- Data lines -
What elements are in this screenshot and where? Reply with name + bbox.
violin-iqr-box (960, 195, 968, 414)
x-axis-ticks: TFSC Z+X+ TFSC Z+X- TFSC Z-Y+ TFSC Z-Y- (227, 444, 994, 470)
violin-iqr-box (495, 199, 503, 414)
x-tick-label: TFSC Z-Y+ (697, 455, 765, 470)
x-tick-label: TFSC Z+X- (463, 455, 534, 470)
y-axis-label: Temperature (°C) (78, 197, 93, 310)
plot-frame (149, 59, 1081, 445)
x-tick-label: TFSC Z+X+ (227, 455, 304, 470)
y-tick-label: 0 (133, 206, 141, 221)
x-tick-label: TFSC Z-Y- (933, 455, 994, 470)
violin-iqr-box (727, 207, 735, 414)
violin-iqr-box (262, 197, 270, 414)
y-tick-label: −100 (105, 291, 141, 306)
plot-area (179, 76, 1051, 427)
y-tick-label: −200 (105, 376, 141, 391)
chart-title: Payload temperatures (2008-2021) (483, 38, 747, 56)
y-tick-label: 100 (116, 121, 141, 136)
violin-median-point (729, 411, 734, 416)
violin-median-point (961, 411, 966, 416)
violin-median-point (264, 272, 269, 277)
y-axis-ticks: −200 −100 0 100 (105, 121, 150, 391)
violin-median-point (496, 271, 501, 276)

- Given request -
Copy every line of the records above verbatim.

- Exercise response -
What elements are in this screenshot and where? Reply with name + bbox.
violin-iqr-box (960, 195, 968, 414)
x-axis-ticks: TFSC Z+X+ TFSC Z+X- TFSC Z-Y+ TFSC Z-Y- (227, 444, 994, 470)
violin-iqr-box (495, 199, 503, 414)
x-tick-label: TFSC Z-Y+ (697, 455, 765, 470)
x-tick-label: TFSC Z+X- (463, 455, 534, 470)
y-axis-label: Temperature (°C) (78, 197, 93, 310)
plot-frame (149, 59, 1081, 445)
x-tick-label: TFSC Z+X+ (227, 455, 304, 470)
y-tick-label: 0 (133, 206, 141, 221)
x-tick-label: TFSC Z-Y- (933, 455, 994, 470)
violin-iqr-box (727, 207, 735, 414)
violin-iqr-box (262, 197, 270, 414)
y-tick-label: −100 (105, 291, 141, 306)
plot-area (179, 76, 1051, 427)
y-tick-label: −200 (105, 376, 141, 391)
chart-title: Payload temperatures (2008-2021) (483, 38, 747, 56)
y-tick-label: 100 (116, 121, 141, 136)
violin-median-point (729, 411, 734, 416)
violin-median-point (961, 411, 966, 416)
violin-median-point (264, 272, 269, 277)
y-axis-ticks: −200 −100 0 100 (105, 121, 150, 391)
violin-median-point (496, 271, 501, 276)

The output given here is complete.